**What the task requires**
Find and copy lines holding "VEGF".

**Data**

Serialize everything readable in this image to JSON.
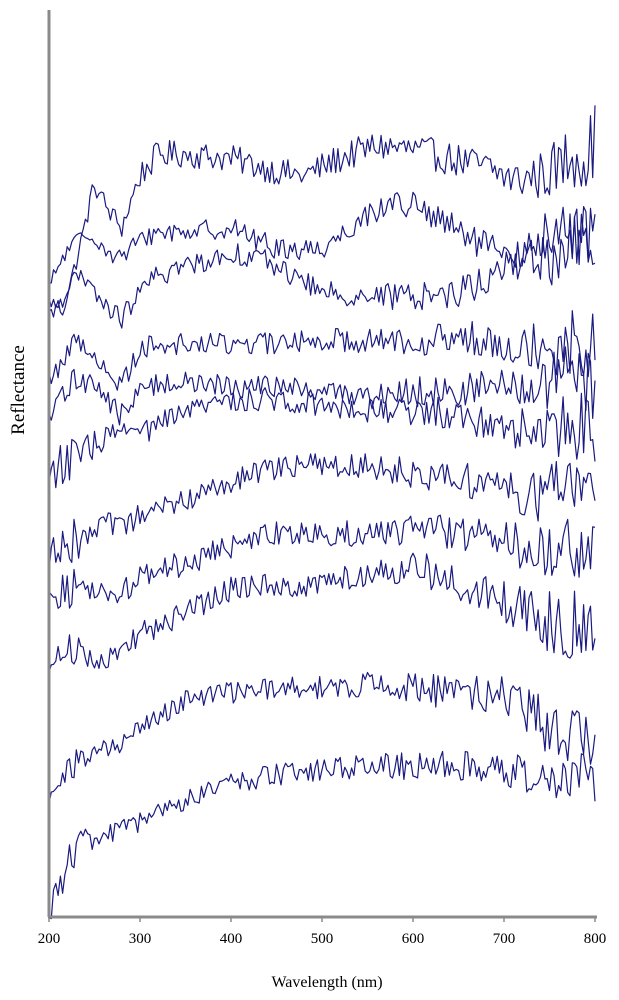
{
  "chart_data": {
    "type": "line",
    "title": "",
    "xlabel": "Wavelength (nm)",
    "ylabel": "Reflectance",
    "xlim": [
      200,
      800
    ],
    "x_ticks": [
      200,
      300,
      400,
      500,
      600,
      700,
      800
    ],
    "y_ticks": [],
    "grid": false,
    "legend": "none",
    "line_color": "#1a1a80",
    "series": [
      {
        "x": [
          200,
          215,
          230,
          250,
          265,
          280,
          300,
          320,
          350,
          400,
          450,
          480,
          520,
          560,
          600,
          640,
          680,
          710,
          740,
          760,
          780,
          790,
          800
        ],
        "y": [
          0.715,
          0.705,
          0.76,
          0.85,
          0.82,
          0.8,
          0.86,
          0.885,
          0.885,
          0.88,
          0.865,
          0.86,
          0.88,
          0.895,
          0.89,
          0.88,
          0.87,
          0.855,
          0.86,
          0.87,
          0.89,
          0.88,
          0.905
        ],
        "noise": [
          0.005,
          0.008,
          0.006,
          0.008,
          0.008,
          0.008,
          0.01,
          0.01,
          0.01,
          0.01,
          0.01,
          0.01,
          0.011,
          0.011,
          0.012,
          0.012,
          0.013,
          0.014,
          0.018,
          0.022,
          0.026,
          0.026,
          0.026
        ]
      },
      {
        "x": [
          200,
          215,
          230,
          250,
          265,
          280,
          300,
          320,
          350,
          400,
          450,
          500,
          550,
          580,
          600,
          650,
          700,
          730,
          750,
          770,
          790,
          800
        ],
        "y": [
          0.73,
          0.765,
          0.785,
          0.79,
          0.77,
          0.765,
          0.785,
          0.795,
          0.795,
          0.8,
          0.775,
          0.775,
          0.815,
          0.83,
          0.825,
          0.795,
          0.765,
          0.765,
          0.76,
          0.78,
          0.79,
          0.77
        ],
        "noise": [
          0.006,
          0.007,
          0.006,
          0.006,
          0.006,
          0.007,
          0.007,
          0.007,
          0.007,
          0.008,
          0.008,
          0.008,
          0.009,
          0.01,
          0.01,
          0.011,
          0.012,
          0.016,
          0.018,
          0.024,
          0.024,
          0.024
        ]
      },
      {
        "x": [
          200,
          215,
          230,
          250,
          265,
          280,
          300,
          320,
          350,
          400,
          430,
          450,
          500,
          550,
          600,
          650,
          700,
          730,
          750,
          770,
          790,
          800
        ],
        "y": [
          0.695,
          0.72,
          0.745,
          0.725,
          0.705,
          0.695,
          0.725,
          0.745,
          0.755,
          0.77,
          0.765,
          0.755,
          0.725,
          0.72,
          0.72,
          0.725,
          0.75,
          0.775,
          0.79,
          0.795,
          0.79,
          0.795
        ],
        "noise": [
          0.006,
          0.008,
          0.006,
          0.007,
          0.007,
          0.008,
          0.007,
          0.008,
          0.008,
          0.008,
          0.008,
          0.008,
          0.008,
          0.009,
          0.01,
          0.011,
          0.013,
          0.016,
          0.02,
          0.024,
          0.024,
          0.024
        ]
      },
      {
        "x": [
          200,
          215,
          230,
          250,
          265,
          280,
          300,
          320,
          350,
          400,
          450,
          500,
          550,
          600,
          650,
          700,
          740,
          760,
          780,
          800
        ],
        "y": [
          0.625,
          0.645,
          0.67,
          0.655,
          0.625,
          0.62,
          0.66,
          0.665,
          0.665,
          0.665,
          0.665,
          0.67,
          0.67,
          0.67,
          0.67,
          0.67,
          0.665,
          0.665,
          0.665,
          0.675
        ],
        "noise": [
          0.006,
          0.01,
          0.008,
          0.008,
          0.008,
          0.01,
          0.008,
          0.008,
          0.008,
          0.008,
          0.008,
          0.008,
          0.01,
          0.011,
          0.013,
          0.015,
          0.02,
          0.026,
          0.028,
          0.028
        ]
      },
      {
        "x": [
          200,
          215,
          230,
          250,
          265,
          280,
          300,
          320,
          350,
          400,
          450,
          500,
          550,
          600,
          650,
          700,
          740,
          760,
          780,
          800
        ],
        "y": [
          0.575,
          0.605,
          0.625,
          0.62,
          0.6,
          0.58,
          0.61,
          0.62,
          0.62,
          0.615,
          0.615,
          0.61,
          0.605,
          0.61,
          0.61,
          0.615,
          0.615,
          0.62,
          0.625,
          0.615
        ],
        "noise": [
          0.006,
          0.012,
          0.01,
          0.008,
          0.008,
          0.01,
          0.008,
          0.008,
          0.008,
          0.008,
          0.008,
          0.008,
          0.01,
          0.011,
          0.013,
          0.015,
          0.02,
          0.024,
          0.026,
          0.026
        ]
      },
      {
        "x": [
          200,
          215,
          230,
          250,
          265,
          280,
          300,
          320,
          350,
          400,
          450,
          500,
          550,
          600,
          650,
          700,
          740,
          760,
          780,
          800
        ],
        "y": [
          0.515,
          0.525,
          0.53,
          0.55,
          0.555,
          0.565,
          0.56,
          0.57,
          0.585,
          0.6,
          0.6,
          0.595,
          0.59,
          0.585,
          0.585,
          0.57,
          0.565,
          0.565,
          0.57,
          0.57
        ],
        "noise": [
          0.008,
          0.02,
          0.016,
          0.01,
          0.009,
          0.009,
          0.008,
          0.009,
          0.009,
          0.009,
          0.009,
          0.009,
          0.01,
          0.011,
          0.013,
          0.015,
          0.02,
          0.024,
          0.026,
          0.026
        ]
      },
      {
        "x": [
          200,
          215,
          230,
          250,
          265,
          280,
          300,
          330,
          350,
          400,
          450,
          500,
          550,
          600,
          650,
          700,
          740,
          760,
          780,
          800
        ],
        "y": [
          0.41,
          0.445,
          0.435,
          0.445,
          0.455,
          0.45,
          0.465,
          0.475,
          0.485,
          0.505,
          0.52,
          0.525,
          0.525,
          0.515,
          0.51,
          0.495,
          0.49,
          0.495,
          0.5,
          0.49
        ],
        "noise": [
          0.008,
          0.02,
          0.016,
          0.01,
          0.009,
          0.009,
          0.009,
          0.009,
          0.009,
          0.009,
          0.009,
          0.009,
          0.01,
          0.011,
          0.013,
          0.015,
          0.02,
          0.024,
          0.026,
          0.026
        ]
      },
      {
        "x": [
          200,
          215,
          230,
          250,
          265,
          280,
          300,
          330,
          350,
          400,
          450,
          500,
          550,
          600,
          650,
          700,
          740,
          760,
          780,
          800
        ],
        "y": [
          0.385,
          0.375,
          0.385,
          0.375,
          0.38,
          0.375,
          0.395,
          0.405,
          0.41,
          0.43,
          0.445,
          0.445,
          0.445,
          0.45,
          0.445,
          0.44,
          0.42,
          0.425,
          0.43,
          0.425
        ],
        "noise": [
          0.008,
          0.016,
          0.012,
          0.01,
          0.009,
          0.009,
          0.009,
          0.009,
          0.009,
          0.009,
          0.009,
          0.009,
          0.01,
          0.011,
          0.013,
          0.015,
          0.02,
          0.024,
          0.026,
          0.026
        ]
      },
      {
        "x": [
          200,
          215,
          230,
          250,
          265,
          280,
          300,
          330,
          350,
          400,
          450,
          500,
          550,
          590,
          620,
          650,
          690,
          720,
          740,
          760,
          780,
          800
        ],
        "y": [
          0.29,
          0.31,
          0.31,
          0.3,
          0.3,
          0.305,
          0.33,
          0.34,
          0.355,
          0.38,
          0.385,
          0.385,
          0.4,
          0.405,
          0.4,
          0.385,
          0.37,
          0.355,
          0.345,
          0.34,
          0.34,
          0.345
        ],
        "noise": [
          0.008,
          0.014,
          0.01,
          0.008,
          0.008,
          0.008,
          0.009,
          0.009,
          0.009,
          0.009,
          0.009,
          0.009,
          0.01,
          0.011,
          0.013,
          0.014,
          0.015,
          0.018,
          0.02,
          0.024,
          0.026,
          0.026
        ]
      },
      {
        "x": [
          200,
          215,
          230,
          250,
          265,
          280,
          300,
          330,
          350,
          400,
          450,
          500,
          550,
          600,
          650,
          700,
          730,
          750,
          770,
          790,
          800
        ],
        "y": [
          0.135,
          0.16,
          0.18,
          0.19,
          0.195,
          0.2,
          0.22,
          0.24,
          0.25,
          0.26,
          0.265,
          0.265,
          0.27,
          0.265,
          0.26,
          0.255,
          0.235,
          0.22,
          0.21,
          0.205,
          0.2
        ],
        "noise": [
          0.006,
          0.012,
          0.01,
          0.008,
          0.008,
          0.008,
          0.008,
          0.008,
          0.008,
          0.008,
          0.008,
          0.009,
          0.009,
          0.011,
          0.013,
          0.015,
          0.018,
          0.02,
          0.024,
          0.024,
          0.024
        ]
      },
      {
        "x": [
          200,
          210,
          220,
          235,
          260,
          300,
          350,
          400,
          450,
          500,
          550,
          600,
          650,
          700,
          740,
          760,
          780,
          800
        ],
        "y": [
          0.0,
          0.04,
          0.065,
          0.085,
          0.095,
          0.11,
          0.135,
          0.155,
          0.165,
          0.17,
          0.175,
          0.175,
          0.175,
          0.17,
          0.165,
          0.16,
          0.165,
          0.165
        ],
        "noise": [
          0.004,
          0.02,
          0.016,
          0.01,
          0.008,
          0.008,
          0.008,
          0.008,
          0.008,
          0.008,
          0.009,
          0.01,
          0.011,
          0.012,
          0.016,
          0.02,
          0.022,
          0.022
        ]
      }
    ]
  }
}
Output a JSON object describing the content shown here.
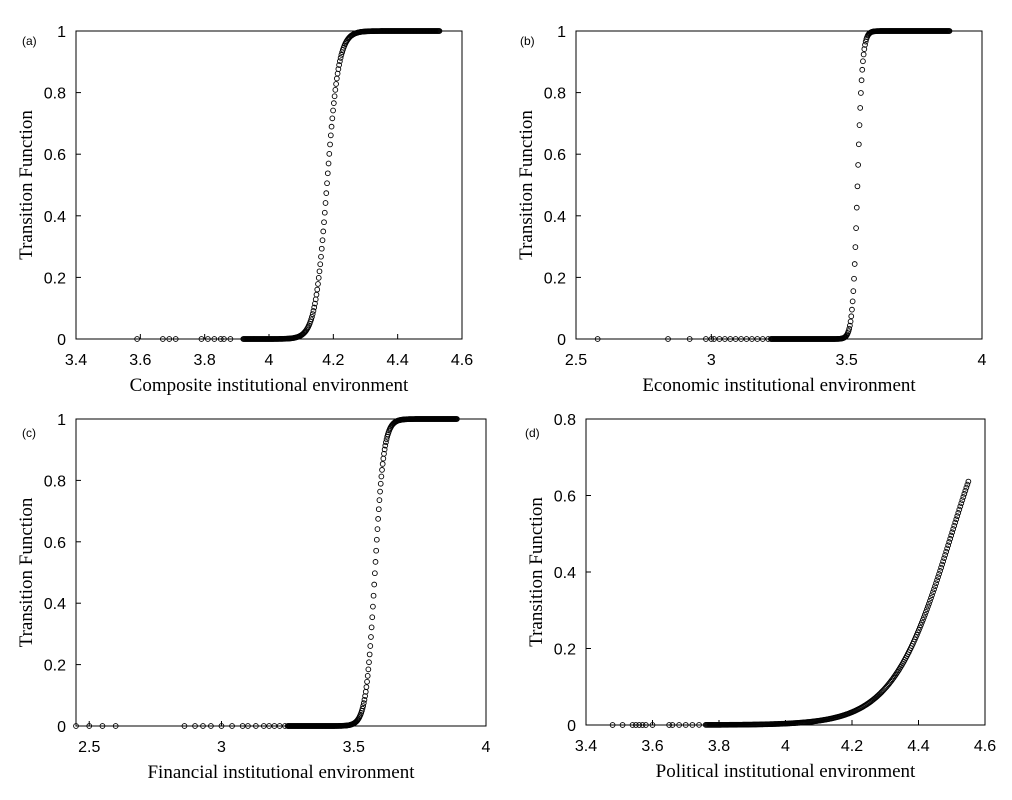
{
  "chart_data": [
    {
      "type": "scatter",
      "panel_label": "(a)",
      "xlabel": "Composite institutional environment",
      "ylabel": "Transition Function",
      "xlim": [
        3.4,
        4.6
      ],
      "ylim": [
        0,
        1
      ],
      "xticks": [
        "3.4",
        "3.6",
        "3.8",
        "4",
        "4.2",
        "4.4",
        "4.6"
      ],
      "yticks": [
        "0",
        "0.2",
        "0.4",
        "0.6",
        "0.8",
        "1"
      ],
      "series": [
        {
          "curve": "logistic",
          "threshold": 4.18,
          "slope": 55,
          "x_range": [
            3.92,
            4.53
          ],
          "sparse_x": [
            3.59,
            3.67,
            3.69,
            3.71,
            3.79,
            3.81,
            3.83,
            3.85,
            3.86,
            3.88
          ]
        }
      ]
    },
    {
      "type": "scatter",
      "panel_label": "(b)",
      "xlabel": "Economic institutional environment",
      "ylabel": "Transition Function",
      "xlim": [
        2.5,
        4
      ],
      "ylim": [
        0,
        1
      ],
      "xticks": [
        "2.5",
        "3",
        "3.5",
        "4"
      ],
      "yticks": [
        "0",
        "0.2",
        "0.4",
        "0.6",
        "0.8",
        "1"
      ],
      "series": [
        {
          "curve": "logistic",
          "threshold": 3.54,
          "slope": 110,
          "x_range": [
            3.22,
            3.88
          ],
          "sparse_x": [
            2.58,
            2.84,
            2.92,
            2.98,
            3.0,
            3.01,
            3.03,
            3.05,
            3.07,
            3.09,
            3.11,
            3.13,
            3.15,
            3.17,
            3.19,
            3.21
          ]
        }
      ]
    },
    {
      "type": "scatter",
      "panel_label": "(c)",
      "xlabel": "Financial institutional environment",
      "ylabel": "Transition Function",
      "xlim": [
        2.45,
        4
      ],
      "ylim": [
        0,
        1
      ],
      "xticks": [
        "2.5",
        "3",
        "3.5",
        "4"
      ],
      "yticks": [
        "0",
        "0.2",
        "0.4",
        "0.6",
        "0.8",
        "1"
      ],
      "series": [
        {
          "curve": "logistic",
          "threshold": 3.58,
          "slope": 60,
          "x_range": [
            3.25,
            3.89
          ],
          "sparse_x": [
            2.45,
            2.5,
            2.55,
            2.6,
            2.86,
            2.9,
            2.93,
            2.96,
            3.0,
            3.04,
            3.08,
            3.1,
            3.13,
            3.16,
            3.18,
            3.2,
            3.22,
            3.24
          ]
        }
      ]
    },
    {
      "type": "scatter",
      "panel_label": "(d)",
      "xlabel": "Political institutional environment",
      "ylabel": "Transition Function",
      "xlim": [
        3.4,
        4.6
      ],
      "ylim": [
        0,
        0.8
      ],
      "xticks": [
        "3.4",
        "3.6",
        "3.8",
        "4",
        "4.2",
        "4.4",
        "4.6"
      ],
      "yticks": [
        "0",
        "0.2",
        "0.4",
        "0.6",
        "0.8"
      ],
      "series": [
        {
          "curve": "logistic",
          "threshold": 4.5,
          "slope": 11.2,
          "x_range": [
            3.76,
            4.55
          ],
          "sparse_x": [
            3.48,
            3.51,
            3.54,
            3.55,
            3.56,
            3.57,
            3.58,
            3.6,
            3.65,
            3.66,
            3.68,
            3.7,
            3.72,
            3.74
          ]
        }
      ]
    }
  ]
}
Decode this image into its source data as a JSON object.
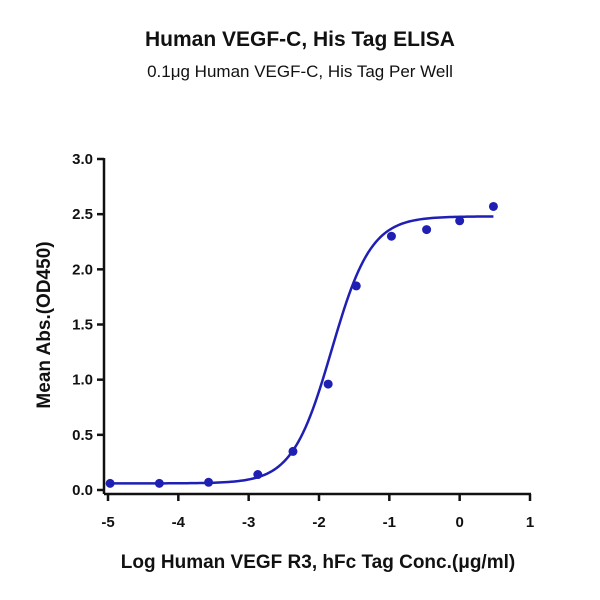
{
  "chart_data": {
    "type": "scatter",
    "title": "Human VEGF-C, His Tag ELISA",
    "subtitle": "0.1μg Human VEGF-C, His Tag Per Well",
    "xlabel": "Log Human VEGF R3, hFc Tag Conc.(μg/ml)",
    "ylabel": "Mean Abs.(OD450)",
    "xlim": [
      -5,
      1
    ],
    "ylim": [
      0,
      3
    ],
    "x_ticks": [
      -5,
      -4,
      -3,
      -2,
      -1,
      0,
      1
    ],
    "x_tick_labels": [
      "-5",
      "-4",
      "-3",
      "-2",
      "-1",
      "0",
      "1"
    ],
    "y_ticks": [
      0,
      0.5,
      1,
      1.5,
      2,
      2.5,
      3
    ],
    "y_tick_labels": [
      "0.0",
      "0.5",
      "1.0",
      "1.5",
      "2.0",
      "2.5",
      "3.0"
    ],
    "grid": false,
    "point_color": "#1f1fb4",
    "curve_color": "#1f1fb4",
    "series": [
      {
        "points": [
          {
            "x": -4.97,
            "y": 0.06
          },
          {
            "x": -4.27,
            "y": 0.06
          },
          {
            "x": -3.57,
            "y": 0.07
          },
          {
            "x": -2.87,
            "y": 0.14
          },
          {
            "x": -2.37,
            "y": 0.35
          },
          {
            "x": -1.87,
            "y": 0.96
          },
          {
            "x": -1.47,
            "y": 1.85
          },
          {
            "x": -0.97,
            "y": 2.3
          },
          {
            "x": -0.47,
            "y": 2.36
          },
          {
            "x": 0.0,
            "y": 2.44
          },
          {
            "x": 0.48,
            "y": 2.57
          }
        ],
        "fit": {
          "model": "4PL",
          "bottom": 0.06,
          "top": 2.48,
          "logEC50": -1.82,
          "hill": 1.55,
          "x_range": [
            -5,
            0.48
          ]
        }
      }
    ]
  }
}
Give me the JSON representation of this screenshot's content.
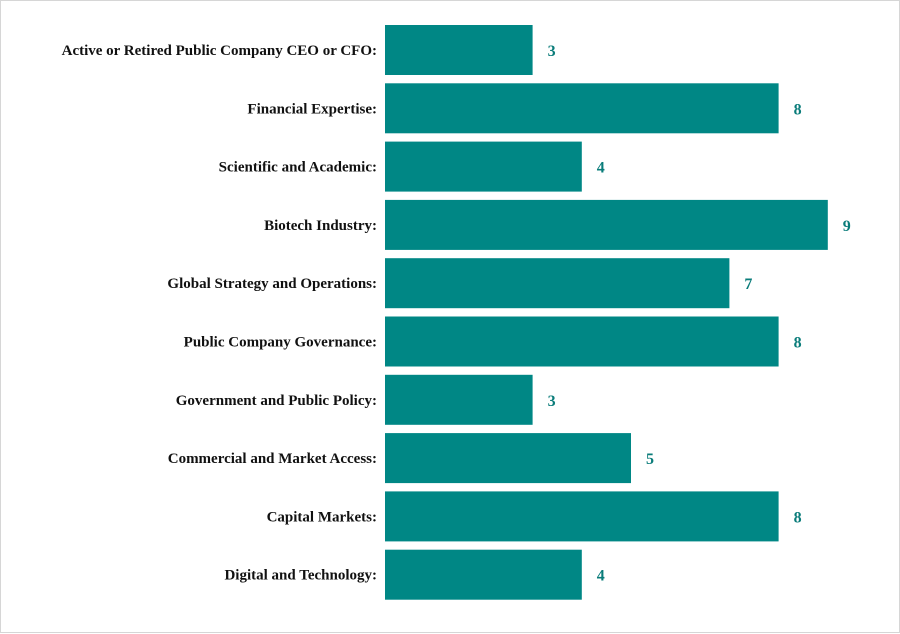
{
  "chart_data": {
    "type": "bar",
    "orientation": "horizontal",
    "title": "",
    "xlabel": "",
    "ylabel": "",
    "xlim": [
      0,
      9
    ],
    "grid": false,
    "categories": [
      "Active or Retired Public Company CEO or CFO:",
      "Financial Expertise:",
      "Scientific and Academic:",
      "Biotech Industry:",
      "Global Strategy and Operations:",
      "Public Company Governance:",
      "Government and Public Policy:",
      "Commercial and Market Access:",
      "Capital Markets:",
      "Digital and Technology:"
    ],
    "values": [
      3,
      8,
      4,
      9,
      7,
      8,
      3,
      5,
      8,
      4
    ],
    "colors": {
      "bar": "#008785",
      "value_label": "#0a7c7a",
      "category_label": "#111111"
    }
  }
}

**Reply to the task**
    "title": "Human VEGF-C, His Tag ELISA",
    "subtitle": "0.1μg Human VEGF-C, His Tag Per Well",
    "xlabel": "Log Human VEGF R3, hFc Tag Conc.(μg/ml)",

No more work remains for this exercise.